Problems:
1. Judge whether each statement below agrees with the mailing-list thread on backups and reboots. Answer yes or no and quote the deciding words from the thread.
(a) The writer keeps Windows desktops online longer than Linux desktops.
(b) DVDs are said to last indefinitely.
(c) The Crashplan solution mentioned covers 10 machines.
2. Answer these questions from the mailing-list thread on backups and reboots:
(a) What does the Crashplan solution rely on running?
(b) How many devices are attached to Philip Webb's router?
(c) On what date and at what time did Michel Catudal write his message?
3. Pick up the mailing-list thread on backups and reboots after its final sentence and continue it in the same voice.

Supplied passage:

+---+

I personally find it beneficial to backup to an online source locally or in
an online storage service (as long as encryption incurs etc).

DVD are indeed limited in life.  You are still better off with other
offline storage mediums such as an external hdd or tape indeed.

I've found crashplans unlimited storage 10 machine online backup solution
to be an excellent solution for desktop machines where connectivity is not
guaranteed for cronnd rsyncs etc. Of course it relies on running a fat jar
, but it works.

As to uptime, I keep my windows desktops machine online more than my linux
desktops just due to how frequent kernel updates occur.
On Aug 30, 2015 7:11 PM, "Michel Catudal" <mcatu...@comcast.net> wrote:

> Le 2015-08-30 11:56, Peter Humphrey a écrit :
>
>> On Sunday 30 August 2015 00:04:43 Philip Webb wrote:
>>
>>> How long do desktop users typically leave their systems between reboots ?
>>> How long between power off/on's ?
>>>
>>> I've long been in the habit of switching everything off while I sleep,
>>> then restarting after I've woken & got going again myself.
>>> However recently, I've run into delays getting my router
>>> (only  1  device attached) to shake hands successfully with my ISP's
>>> server,
>>> which have been requiring several power off/on's before it works.

+---+

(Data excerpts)
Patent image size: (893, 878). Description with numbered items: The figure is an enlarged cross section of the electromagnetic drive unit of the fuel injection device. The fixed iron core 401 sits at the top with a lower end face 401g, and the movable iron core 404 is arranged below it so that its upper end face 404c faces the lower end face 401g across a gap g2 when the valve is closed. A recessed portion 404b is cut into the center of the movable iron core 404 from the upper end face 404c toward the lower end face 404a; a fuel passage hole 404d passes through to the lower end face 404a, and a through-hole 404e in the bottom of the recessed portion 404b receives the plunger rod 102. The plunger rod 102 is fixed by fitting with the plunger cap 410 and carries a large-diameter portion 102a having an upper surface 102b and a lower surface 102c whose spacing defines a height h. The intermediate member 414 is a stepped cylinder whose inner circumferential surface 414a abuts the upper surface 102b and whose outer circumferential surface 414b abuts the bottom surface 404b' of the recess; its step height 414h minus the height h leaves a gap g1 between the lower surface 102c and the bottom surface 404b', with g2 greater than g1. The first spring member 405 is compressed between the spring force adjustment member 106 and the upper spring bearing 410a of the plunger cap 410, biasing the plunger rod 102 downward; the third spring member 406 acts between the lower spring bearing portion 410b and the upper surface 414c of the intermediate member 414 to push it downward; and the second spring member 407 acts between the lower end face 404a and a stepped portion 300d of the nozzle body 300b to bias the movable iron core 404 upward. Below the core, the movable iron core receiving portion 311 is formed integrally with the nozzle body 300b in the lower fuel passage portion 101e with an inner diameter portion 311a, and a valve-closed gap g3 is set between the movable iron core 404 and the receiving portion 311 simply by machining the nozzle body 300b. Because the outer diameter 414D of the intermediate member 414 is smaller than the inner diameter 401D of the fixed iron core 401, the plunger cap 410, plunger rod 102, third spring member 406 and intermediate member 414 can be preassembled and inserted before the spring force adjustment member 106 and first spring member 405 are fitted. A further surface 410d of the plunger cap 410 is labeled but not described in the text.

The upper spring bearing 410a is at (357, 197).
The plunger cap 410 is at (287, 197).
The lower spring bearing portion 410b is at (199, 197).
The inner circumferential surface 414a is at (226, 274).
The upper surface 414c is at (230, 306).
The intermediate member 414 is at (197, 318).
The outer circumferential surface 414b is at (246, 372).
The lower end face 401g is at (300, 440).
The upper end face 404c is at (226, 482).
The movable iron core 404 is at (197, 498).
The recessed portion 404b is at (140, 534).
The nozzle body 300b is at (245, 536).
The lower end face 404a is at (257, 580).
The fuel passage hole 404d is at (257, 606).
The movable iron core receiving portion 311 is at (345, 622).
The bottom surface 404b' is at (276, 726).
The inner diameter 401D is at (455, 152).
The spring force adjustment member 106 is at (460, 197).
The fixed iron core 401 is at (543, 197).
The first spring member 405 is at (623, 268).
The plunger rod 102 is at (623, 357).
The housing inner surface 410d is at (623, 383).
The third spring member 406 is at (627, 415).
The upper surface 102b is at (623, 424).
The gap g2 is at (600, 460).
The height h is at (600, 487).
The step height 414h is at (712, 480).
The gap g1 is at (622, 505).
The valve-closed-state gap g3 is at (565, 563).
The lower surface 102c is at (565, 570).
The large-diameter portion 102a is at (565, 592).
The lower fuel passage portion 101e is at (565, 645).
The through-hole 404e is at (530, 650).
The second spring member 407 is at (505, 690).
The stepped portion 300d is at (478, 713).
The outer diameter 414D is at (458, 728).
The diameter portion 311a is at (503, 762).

+---+

Answers:
1.
(a) Yes: "I keep my windows desktops machine online more than my linux desktops"
(b) No: "DVD are indeed limited in life."
(c) Yes: "crashplans unlimited storage 10 machine online backup solution"

2.
(a) A fat jar.
(b) One.
(c) Aug 30, 2015, at 7:11 PM.

3.
>>> As a result, I've started rebooting only after my weekly system update
>>> -- it means I get to use the new versions of everything --
>>> & not powering off at all ; the monitor + Xscreensaver are off
>>> whenever I'm away from the machine for  >= 1 hr  (approx).
>>>
>>> Are there any pro's/con's I sb aware of ?
>>>
>> No-one has yet mentioned taking backups. I'm still using a brute-force
>> approach, in which I shut down each of my two machines once a week to
>> make a
>> backup to external disk. Otherwise they're on 24 hours a day running BOINC
>> projects. On the desktop PC kmail makes a daily archive of messages, and
>> once
>> a day a cron job copies my user directory to /home/<me>.bu/ .
>>
>> I know it burns energy but I'm prepared to make my small contribution to
>> what
>> I think is a good cause.
>>
>> Backups are vital for a server in company. At work we do a backup every
> day. At home, it depends how important your stuff is. For pictures you
> should always copy them on DVD. I regularly backup pictures for people who
> have ususable windows systems, for them the pictures are the most important
> stuff but they do not back them up.
>
> Personally I don't like to do regular backups because that involves too
> many DVDs. I probably should do my backups more often.
> I do have 3 2TB hard disks with important data copied on each for
> redudancy. I also have some backups on a 500G driver which is not powered
> usually. I also make some backup on DVDs sometimes.
> Anything that is of extreme importance I have in several DVDs which I make
> copies of every few months. I remembered that in the early days of CD that
> their life was rather limited and am not taking chances on DVD even though
> I think the technology is a lot better.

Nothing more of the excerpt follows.